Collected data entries
▼

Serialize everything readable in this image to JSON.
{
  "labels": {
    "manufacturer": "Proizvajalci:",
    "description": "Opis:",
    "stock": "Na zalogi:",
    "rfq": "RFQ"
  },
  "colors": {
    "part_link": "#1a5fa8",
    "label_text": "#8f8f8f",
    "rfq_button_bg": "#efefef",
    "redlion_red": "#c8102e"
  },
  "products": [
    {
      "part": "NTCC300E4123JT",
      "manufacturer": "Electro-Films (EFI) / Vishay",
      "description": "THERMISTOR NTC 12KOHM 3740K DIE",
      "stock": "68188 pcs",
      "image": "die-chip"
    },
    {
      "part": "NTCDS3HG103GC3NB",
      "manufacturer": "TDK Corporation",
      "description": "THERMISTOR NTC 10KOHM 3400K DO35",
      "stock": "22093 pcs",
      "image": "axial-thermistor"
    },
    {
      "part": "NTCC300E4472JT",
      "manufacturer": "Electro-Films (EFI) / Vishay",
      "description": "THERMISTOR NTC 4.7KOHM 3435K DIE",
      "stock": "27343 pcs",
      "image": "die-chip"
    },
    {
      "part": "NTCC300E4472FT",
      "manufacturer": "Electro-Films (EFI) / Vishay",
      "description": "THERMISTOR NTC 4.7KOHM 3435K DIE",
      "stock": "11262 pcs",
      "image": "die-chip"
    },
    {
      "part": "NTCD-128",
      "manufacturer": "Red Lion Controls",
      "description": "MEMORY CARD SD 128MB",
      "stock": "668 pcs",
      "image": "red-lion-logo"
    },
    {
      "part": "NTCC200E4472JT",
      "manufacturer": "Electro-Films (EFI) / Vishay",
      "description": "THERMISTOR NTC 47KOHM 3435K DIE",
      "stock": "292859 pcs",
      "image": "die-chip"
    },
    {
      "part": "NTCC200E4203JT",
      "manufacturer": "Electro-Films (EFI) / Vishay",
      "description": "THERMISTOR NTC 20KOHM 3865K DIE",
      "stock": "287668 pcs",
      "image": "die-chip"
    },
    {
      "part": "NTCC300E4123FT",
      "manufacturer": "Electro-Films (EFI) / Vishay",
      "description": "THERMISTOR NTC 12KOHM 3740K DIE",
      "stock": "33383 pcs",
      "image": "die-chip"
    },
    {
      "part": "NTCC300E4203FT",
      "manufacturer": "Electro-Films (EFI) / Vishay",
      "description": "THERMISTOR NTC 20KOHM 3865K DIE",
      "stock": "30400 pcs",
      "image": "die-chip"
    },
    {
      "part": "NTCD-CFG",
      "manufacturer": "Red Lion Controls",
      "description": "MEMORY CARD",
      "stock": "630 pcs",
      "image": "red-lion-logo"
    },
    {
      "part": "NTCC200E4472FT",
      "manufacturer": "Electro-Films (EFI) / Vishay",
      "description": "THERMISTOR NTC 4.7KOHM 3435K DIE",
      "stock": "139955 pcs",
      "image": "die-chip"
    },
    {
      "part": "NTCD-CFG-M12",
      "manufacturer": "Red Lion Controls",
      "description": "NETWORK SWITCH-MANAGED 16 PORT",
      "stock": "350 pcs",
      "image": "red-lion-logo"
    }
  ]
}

▲

* THE EXERCISE *
Write the material out exactly, with nothing left out.

* SOLUTION TO THIS PROBLEM *
Serialize everything readable in this image to JSON.
{
  "labels": {
    "manufacturer": "Proizvajalci:",
    "description": "Opis:",
    "stock": "Na zalogi:",
    "rfq": "RFQ"
  },
  "colors": {
    "part_link": "#1a5fa8",
    "label_text": "#8f8f8f",
    "rfq_button_bg": "#efefef",
    "redlion_red": "#c8102e"
  },
  "products": [
    {
      "part": "NTCC300E4123JT",
      "manufacturer": "Electro-Films (EFI) / Vishay",
      "description": "THERMISTOR NTC 12KOHM 3740K DIE",
      "stock": "68188 pcs",
      "image": "die-chip"
    },
    {
      "part": "NTCDS3HG103GC3NB",
      "manufacturer": "TDK Corporation",
      "description": "THERMISTOR NTC 10KOHM 3400K DO35",
      "stock": "22093 pcs",
      "image": "axial-thermistor"
    },
    {
      "part": "NTCC300E4472JT",
      "manufacturer": "Electro-Films (EFI) / Vishay",
      "description": "THERMISTOR NTC 4.7KOHM 3435K DIE",
      "stock": "27343 pcs",
      "image": "die-chip"
    },
    {
      "part": "NTCC300E4472FT",
      "manufacturer": "Electro-Films (EFI) / Vishay",
      "description": "THERMISTOR NTC 4.7KOHM 3435K DIE",
      "stock": "11262 pcs",
      "image": "die-chip"
    },
    {
      "part": "NTCD-128",
      "manufacturer": "Red Lion Controls",
      "description": "MEMORY CARD SD 128MB",
      "stock": "668 pcs",
      "image": "red-lion-logo"
    },
    {
      "part": "NTCC200E4472JT",
      "manufacturer": "Electro-Films (EFI) / Vishay",
      "description": "THERMISTOR NTC 47KOHM 3435K DIE",
      "stock": "292859 pcs",
      "image": "die-chip"
    },
    {
      "part": "NTCC200E4203JT",
      "manufacturer": "Electro-Films (EFI) / Vishay",
      "description": "THERMISTOR NTC 20KOHM 3865K DIE",
      "stock": "287668 pcs",
      "image": "die-chip"
    },
    {
      "part": "NTCC300E4123FT",
      "manufacturer": "Electro-Films (EFI) / Vishay",
      "description": "THERMISTOR NTC 12KOHM 3740K DIE",
      "stock": "33383 pcs",
      "image": "die-chip"
    },
    {
      "part": "NTCC300E4203FT",
      "manufacturer": "Electro-Films (EFI) / Vishay",
      "description": "THERMISTOR NTC 20KOHM 3865K DIE",
      "stock": "30400 pcs",
      "image": "die-chip"
    },
    {
      "part": "NTCD-CFG",
      "manufacturer": "Red Lion Controls",
      "description": "MEMORY CARD",
      "stock": "630 pcs",
      "image": "red-lion-logo"
    },
    {
      "part": "NTCC200E4472FT",
      "manufacturer": "Electro-Films (EFI) / Vishay",
      "description": "THERMISTOR NTC 4.7KOHM 3435K DIE",
      "stock": "139955 pcs",
      "image": "die-chip"
    },
    {
      "part": "NTCD-CFG-M12",
      "manufacturer": "Red Lion Controls",
      "description": "NETWORK SWITCH-MANAGED 16 PORT",
      "stock": "350 pcs",
      "image": "red-lion-logo"
    }
  ]
}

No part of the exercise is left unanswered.